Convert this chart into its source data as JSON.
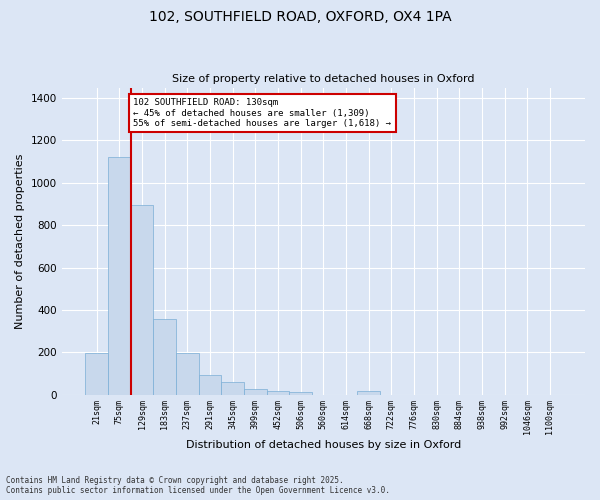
{
  "title_line1": "102, SOUTHFIELD ROAD, OXFORD, OX4 1PA",
  "title_line2": "Size of property relative to detached houses in Oxford",
  "xlabel": "Distribution of detached houses by size in Oxford",
  "ylabel": "Number of detached properties",
  "categories": [
    "21sqm",
    "75sqm",
    "129sqm",
    "183sqm",
    "237sqm",
    "291sqm",
    "345sqm",
    "399sqm",
    "452sqm",
    "506sqm",
    "560sqm",
    "614sqm",
    "668sqm",
    "722sqm",
    "776sqm",
    "830sqm",
    "884sqm",
    "938sqm",
    "992sqm",
    "1046sqm",
    "1100sqm"
  ],
  "values": [
    195,
    1120,
    895,
    355,
    198,
    92,
    60,
    25,
    18,
    13,
    0,
    0,
    15,
    0,
    0,
    0,
    0,
    0,
    0,
    0,
    0
  ],
  "bar_color": "#c8d8ec",
  "bar_edge_color": "#7aaed6",
  "background_color": "#dce6f5",
  "grid_color": "#ffffff",
  "vline_color": "#cc0000",
  "annotation_text": "102 SOUTHFIELD ROAD: 130sqm\n← 45% of detached houses are smaller (1,309)\n55% of semi-detached houses are larger (1,618) →",
  "annotation_box_color": "#cc0000",
  "ylim": [
    0,
    1450
  ],
  "yticks": [
    0,
    200,
    400,
    600,
    800,
    1000,
    1200,
    1400
  ],
  "footer_line1": "Contains HM Land Registry data © Crown copyright and database right 2025.",
  "footer_line2": "Contains public sector information licensed under the Open Government Licence v3.0."
}
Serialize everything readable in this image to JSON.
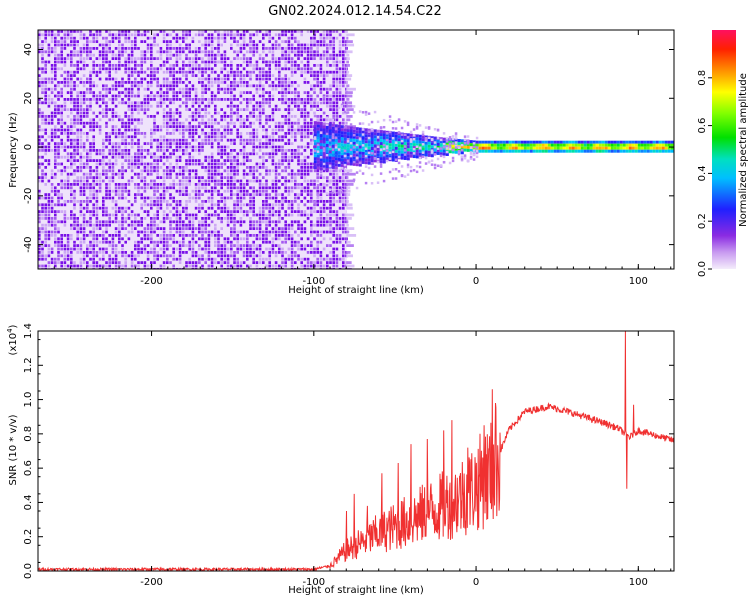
{
  "title": "GN02.2024.012.14.54.C22",
  "chart_data": [
    {
      "type": "heatmap",
      "xlabel": "Height of straight line (km)",
      "ylabel": "Frequency (Hz)",
      "xlim": [
        -270,
        122
      ],
      "ylim": [
        -50,
        48
      ],
      "xticks": [
        "-200",
        "-100",
        "0",
        "100"
      ],
      "yticks": [
        "-40",
        "-20",
        "0",
        "20",
        "40"
      ],
      "noise_region_x": [
        -270,
        -80
      ],
      "signal_region_x": [
        -100,
        122
      ],
      "signal_center_hz": 0,
      "grid": false,
      "colorbar": {
        "label": "Normalized spectral amplitude",
        "range": [
          0.0,
          1.0
        ],
        "ticks": [
          "0.0",
          "0.2",
          "0.4",
          "0.6",
          "0.8"
        ],
        "position": "right"
      }
    },
    {
      "type": "line",
      "xlabel": "Height of straight line (km)",
      "ylabel": "SNR (10 * v/v)",
      "yscale_label": "(x10",
      "yscale_exp": "4",
      "yscale_close": ")",
      "xlim": [
        -270,
        122
      ],
      "ylim": [
        0.0,
        1.4
      ],
      "xticks": [
        "-200",
        "-100",
        "0",
        "100"
      ],
      "yticks": [
        "0.0",
        "0.2",
        "0.4",
        "0.6",
        "0.8",
        "1.0",
        "1.2",
        "1.4"
      ],
      "color": "#f03030",
      "grid": false,
      "envelope": {
        "x": [
          -270,
          -100,
          -90,
          -80,
          -60,
          -40,
          -20,
          -5,
          10,
          20,
          30,
          45,
          60,
          80,
          88,
          92,
          95,
          100,
          122
        ],
        "y": [
          0.01,
          0.01,
          0.03,
          0.12,
          0.22,
          0.3,
          0.38,
          0.46,
          0.58,
          0.82,
          0.93,
          0.96,
          0.92,
          0.86,
          0.83,
          0.8,
          0.78,
          0.82,
          0.76
        ]
      },
      "spikes": [
        {
          "x": -80,
          "y": 0.35
        },
        {
          "x": -75,
          "y": 0.45
        },
        {
          "x": -67,
          "y": 0.38
        },
        {
          "x": -58,
          "y": 0.57
        },
        {
          "x": -48,
          "y": 0.63
        },
        {
          "x": -40,
          "y": 0.74
        },
        {
          "x": -30,
          "y": 0.77
        },
        {
          "x": -20,
          "y": 0.82
        },
        {
          "x": -15,
          "y": 0.88
        },
        {
          "x": -5,
          "y": 0.72
        },
        {
          "x": 5,
          "y": 0.85
        },
        {
          "x": 10,
          "y": 1.06
        },
        {
          "x": 12,
          "y": 0.98
        },
        {
          "x": 92,
          "y": 1.4
        },
        {
          "x": 93,
          "y": 0.48
        },
        {
          "x": 97,
          "y": 0.97
        }
      ]
    }
  ]
}
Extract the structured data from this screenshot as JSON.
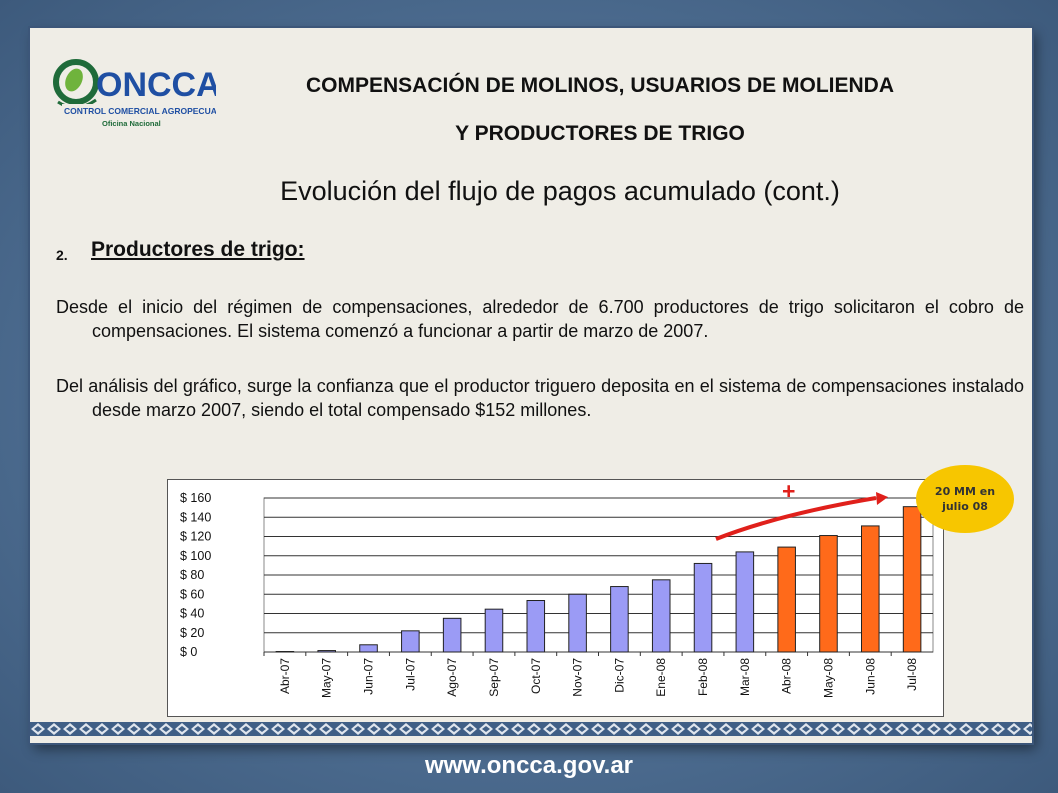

+ + + + + + +

Goal
Check each line of the data above for the word "this" and say how many lines have it. Give the number alone.

Response
3